**Task instructions:**
Set down the whole cutaneous abscess management text word for word.

Within the UK, most patients are managed under the surgical team rather than in the emergency department or primary care [20]. This study shows that most patients were managed under GA and were sometimes required to stay overnight. A high percentage of respondents felt that abscesses would at least sometimes not have definitive surgical management on their day of presentation due to a lack of resources. Sepsis and cellulitis are known complications of cutaneous abscesses, but it is not clear if delayed treatment would necessarily lead to increasing risk of such sequalae [21]. The decision-making processes within the departments were only made through specific abscess management pathways for under a third of the respondents’ centres. There is some evidence to show that the introduction of specific pathways for cutaneous abscess management within an UK setting can reduce overnight stays and decrease fasting times for patients [20].
Given this equipoise over the use of I&D with non-GA pain management models, and the use of protocols for decision-making and streamlining of services, it would be beneficial for future trials to explore if these options and strategies should play a role more widely in the UK for cutaneous abscess management. This may have the potential to improve patient care and cost-effectiveness at a time where healthcare expenditure is under increasing pressure, particularly in acute general surgery.
4.3. Antibiotic usage
This study demonstrated that it was common practice for pus swabs to be taken following drainage. Despite this, a large percentage of respondents felt that this was not a useful practice, and the result of this test were not frequently chased. It has been shown that within the UK, 86.9% of cutaneous abscesses had only one infective pathogen involved, and overall S. aureus was found alone in 61.3% of cases; 17.2% of these were methicillin resistant [22]. Current IDSA advice states that pus should be cultured, but management should continue without the results unless the abscess is a recurrent one [2]. Given this current practice and guidance, the cost-effectiveness of taking a pus swab from all cutaneous abscesses should be evaluated within the UK setting.

Page layout parsing data:

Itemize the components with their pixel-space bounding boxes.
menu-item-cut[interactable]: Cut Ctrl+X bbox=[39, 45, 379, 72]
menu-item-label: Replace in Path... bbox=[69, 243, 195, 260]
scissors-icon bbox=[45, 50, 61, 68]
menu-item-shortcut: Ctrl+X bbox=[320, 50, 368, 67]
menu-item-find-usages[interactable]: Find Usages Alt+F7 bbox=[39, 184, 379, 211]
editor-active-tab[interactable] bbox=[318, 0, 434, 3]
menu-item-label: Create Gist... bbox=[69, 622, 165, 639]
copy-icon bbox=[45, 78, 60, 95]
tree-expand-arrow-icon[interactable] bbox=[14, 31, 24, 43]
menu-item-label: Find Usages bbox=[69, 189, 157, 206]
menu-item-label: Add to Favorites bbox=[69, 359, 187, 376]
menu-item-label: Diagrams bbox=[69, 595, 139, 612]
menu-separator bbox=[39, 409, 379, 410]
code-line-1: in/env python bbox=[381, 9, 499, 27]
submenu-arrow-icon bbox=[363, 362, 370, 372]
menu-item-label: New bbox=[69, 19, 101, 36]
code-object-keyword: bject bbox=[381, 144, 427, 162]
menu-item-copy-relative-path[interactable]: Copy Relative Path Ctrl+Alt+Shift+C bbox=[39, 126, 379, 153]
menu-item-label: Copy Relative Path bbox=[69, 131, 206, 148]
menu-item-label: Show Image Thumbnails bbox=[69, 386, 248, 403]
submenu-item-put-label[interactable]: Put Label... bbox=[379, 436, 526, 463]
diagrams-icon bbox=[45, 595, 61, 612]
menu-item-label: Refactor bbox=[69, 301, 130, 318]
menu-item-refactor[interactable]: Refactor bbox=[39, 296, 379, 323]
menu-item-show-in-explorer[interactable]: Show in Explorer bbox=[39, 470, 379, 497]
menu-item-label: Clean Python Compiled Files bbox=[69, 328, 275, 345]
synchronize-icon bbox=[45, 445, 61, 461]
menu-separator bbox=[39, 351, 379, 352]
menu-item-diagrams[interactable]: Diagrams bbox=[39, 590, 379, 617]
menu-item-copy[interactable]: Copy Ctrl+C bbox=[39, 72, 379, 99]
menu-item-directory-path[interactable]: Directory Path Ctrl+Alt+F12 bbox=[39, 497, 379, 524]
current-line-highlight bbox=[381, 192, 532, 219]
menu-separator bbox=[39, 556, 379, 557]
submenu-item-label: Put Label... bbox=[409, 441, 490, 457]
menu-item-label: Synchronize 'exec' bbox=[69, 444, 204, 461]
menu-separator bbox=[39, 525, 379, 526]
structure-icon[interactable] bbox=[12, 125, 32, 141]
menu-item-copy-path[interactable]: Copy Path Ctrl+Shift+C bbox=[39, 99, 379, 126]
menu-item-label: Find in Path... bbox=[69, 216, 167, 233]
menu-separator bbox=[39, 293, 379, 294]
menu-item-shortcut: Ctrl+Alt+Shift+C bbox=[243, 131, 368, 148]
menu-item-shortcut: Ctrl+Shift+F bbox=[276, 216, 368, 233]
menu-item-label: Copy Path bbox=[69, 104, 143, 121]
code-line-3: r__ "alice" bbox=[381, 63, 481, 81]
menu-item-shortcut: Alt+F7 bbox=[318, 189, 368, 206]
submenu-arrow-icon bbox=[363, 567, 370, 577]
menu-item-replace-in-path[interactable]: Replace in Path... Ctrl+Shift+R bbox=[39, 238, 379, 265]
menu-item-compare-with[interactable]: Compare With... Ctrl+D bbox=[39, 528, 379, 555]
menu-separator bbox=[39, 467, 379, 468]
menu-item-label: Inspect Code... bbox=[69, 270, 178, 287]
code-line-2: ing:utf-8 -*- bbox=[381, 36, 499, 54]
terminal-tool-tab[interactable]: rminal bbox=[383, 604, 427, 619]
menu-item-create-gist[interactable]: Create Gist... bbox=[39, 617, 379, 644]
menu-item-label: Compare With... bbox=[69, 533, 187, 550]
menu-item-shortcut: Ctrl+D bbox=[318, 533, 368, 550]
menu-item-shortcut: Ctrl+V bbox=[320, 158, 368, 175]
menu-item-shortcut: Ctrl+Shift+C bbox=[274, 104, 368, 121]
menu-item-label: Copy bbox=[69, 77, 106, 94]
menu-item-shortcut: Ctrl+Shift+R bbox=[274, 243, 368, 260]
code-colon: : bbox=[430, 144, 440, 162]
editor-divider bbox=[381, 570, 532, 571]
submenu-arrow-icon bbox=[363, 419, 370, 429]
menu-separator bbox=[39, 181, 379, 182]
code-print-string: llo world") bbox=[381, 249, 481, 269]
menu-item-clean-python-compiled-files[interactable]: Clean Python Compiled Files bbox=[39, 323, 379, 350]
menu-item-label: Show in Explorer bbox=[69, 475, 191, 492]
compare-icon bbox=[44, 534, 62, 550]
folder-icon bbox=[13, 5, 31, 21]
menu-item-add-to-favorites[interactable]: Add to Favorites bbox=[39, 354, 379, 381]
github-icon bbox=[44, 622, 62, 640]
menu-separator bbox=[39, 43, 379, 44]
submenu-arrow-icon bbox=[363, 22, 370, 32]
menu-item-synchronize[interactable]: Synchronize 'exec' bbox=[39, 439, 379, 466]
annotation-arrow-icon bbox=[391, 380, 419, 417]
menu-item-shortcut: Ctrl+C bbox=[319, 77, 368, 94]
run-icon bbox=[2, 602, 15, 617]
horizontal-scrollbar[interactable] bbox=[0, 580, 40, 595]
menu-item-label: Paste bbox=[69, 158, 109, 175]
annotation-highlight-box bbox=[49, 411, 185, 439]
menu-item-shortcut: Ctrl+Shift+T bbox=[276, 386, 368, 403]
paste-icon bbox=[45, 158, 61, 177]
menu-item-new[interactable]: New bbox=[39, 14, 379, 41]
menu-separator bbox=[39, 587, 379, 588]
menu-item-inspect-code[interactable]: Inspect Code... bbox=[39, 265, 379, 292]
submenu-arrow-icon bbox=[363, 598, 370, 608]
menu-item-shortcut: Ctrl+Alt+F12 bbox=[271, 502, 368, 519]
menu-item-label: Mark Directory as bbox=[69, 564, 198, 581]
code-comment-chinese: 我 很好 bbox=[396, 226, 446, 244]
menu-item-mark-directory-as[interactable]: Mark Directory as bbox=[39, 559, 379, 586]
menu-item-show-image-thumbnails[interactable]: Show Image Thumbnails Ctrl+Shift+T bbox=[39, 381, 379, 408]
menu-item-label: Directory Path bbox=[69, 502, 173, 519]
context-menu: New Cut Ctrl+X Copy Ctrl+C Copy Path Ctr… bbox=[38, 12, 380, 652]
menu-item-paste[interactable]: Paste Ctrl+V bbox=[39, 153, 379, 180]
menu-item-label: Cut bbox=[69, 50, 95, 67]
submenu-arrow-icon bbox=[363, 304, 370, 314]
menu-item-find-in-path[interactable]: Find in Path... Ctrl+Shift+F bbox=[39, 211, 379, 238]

**Final answer:**
Within the UK, most patients are managed under the surgical team rather than in the emergency department or primary care [20]. This study shows that most patients were managed under GA and were sometimes required to stay overnight. A high percentage of respondents felt that abscesses would at least sometimes not have definitive surgical management on their day of presentation due to a lack of resources. Sepsis and cellulitis are known complications of cutaneous abscesses, but it is not clear if delayed treatment would necessarily lead to increasing risk of such sequalae [21]. The decision-making processes within the departments were only made through specific abscess management pathways for under a third of the respondents’ centres. There is some evidence to show that the introduction of specific pathways for cutaneous abscess management within an UK setting can reduce overnight stays and decrease fasting times for patients [20].
Given this equipoise over the use of I&D with non-GA pain management models, and the use of protocols for decision-making and streamlining of services, it would be beneficial for future trials to explore if these options and strategies should play a role more widely in the UK for cutaneous abscess management. This may have the potential to improve patient care and cost-effectiveness at a time where healthcare expenditure is under increasing pressure, particularly in acute general surgery.
4.3. Antibiotic usage
This study demonstrated that it was common practice for pus swabs to be taken following drainage. Despite this, a large percentage of respondents felt that this was not a useful practice, and the result of this test were not frequently chased. It has been shown that within the UK, 86.9% of cutaneous abscesses had only one infective pathogen involved, and overall S. aureus was found alone in 61.3% of cases; 17.2% of these were methicillin resistant [22]. Current IDSA advice states that pus should be cultured, but management should continue without the results unless the abscess is a recurrent one [2]. Given this current practice and guidance, the cost-effectiveness of taking a pus swab from all cutaneous abscesses should be evaluated within the UK setting.